# [TASK DIRECTIONS]
Retype each entry below, keeping every character the same.

[Entries from a dataset]
-.-.-

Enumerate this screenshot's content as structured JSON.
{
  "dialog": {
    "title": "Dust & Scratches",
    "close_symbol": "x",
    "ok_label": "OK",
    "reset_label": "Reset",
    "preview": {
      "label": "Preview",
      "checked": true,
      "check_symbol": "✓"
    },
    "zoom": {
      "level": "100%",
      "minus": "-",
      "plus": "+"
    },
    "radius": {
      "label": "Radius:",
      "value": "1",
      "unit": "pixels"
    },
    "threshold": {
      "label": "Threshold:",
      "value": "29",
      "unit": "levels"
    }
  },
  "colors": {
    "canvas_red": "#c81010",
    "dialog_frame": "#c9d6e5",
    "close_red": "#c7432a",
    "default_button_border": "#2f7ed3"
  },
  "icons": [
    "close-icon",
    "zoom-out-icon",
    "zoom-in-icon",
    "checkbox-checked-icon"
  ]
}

-.-.-

# [SOLVED EXERCISE]
Enumerate this screenshot's content as structured JSON.
{
  "dialog": {
    "title": "Dust & Scratches",
    "close_symbol": "x",
    "ok_label": "OK",
    "reset_label": "Reset",
    "preview": {
      "label": "Preview",
      "checked": true,
      "check_symbol": "✓"
    },
    "zoom": {
      "level": "100%",
      "minus": "-",
      "plus": "+"
    },
    "radius": {
      "label": "Radius:",
      "value": "1",
      "unit": "pixels"
    },
    "threshold": {
      "label": "Threshold:",
      "value": "29",
      "unit": "levels"
    }
  },
  "colors": {
    "canvas_red": "#c81010",
    "dialog_frame": "#c9d6e5",
    "close_red": "#c7432a",
    "default_button_border": "#2f7ed3"
  },
  "icons": [
    "close-icon",
    "zoom-out-icon",
    "zoom-in-icon",
    "checkbox-checked-icon"
  ]
}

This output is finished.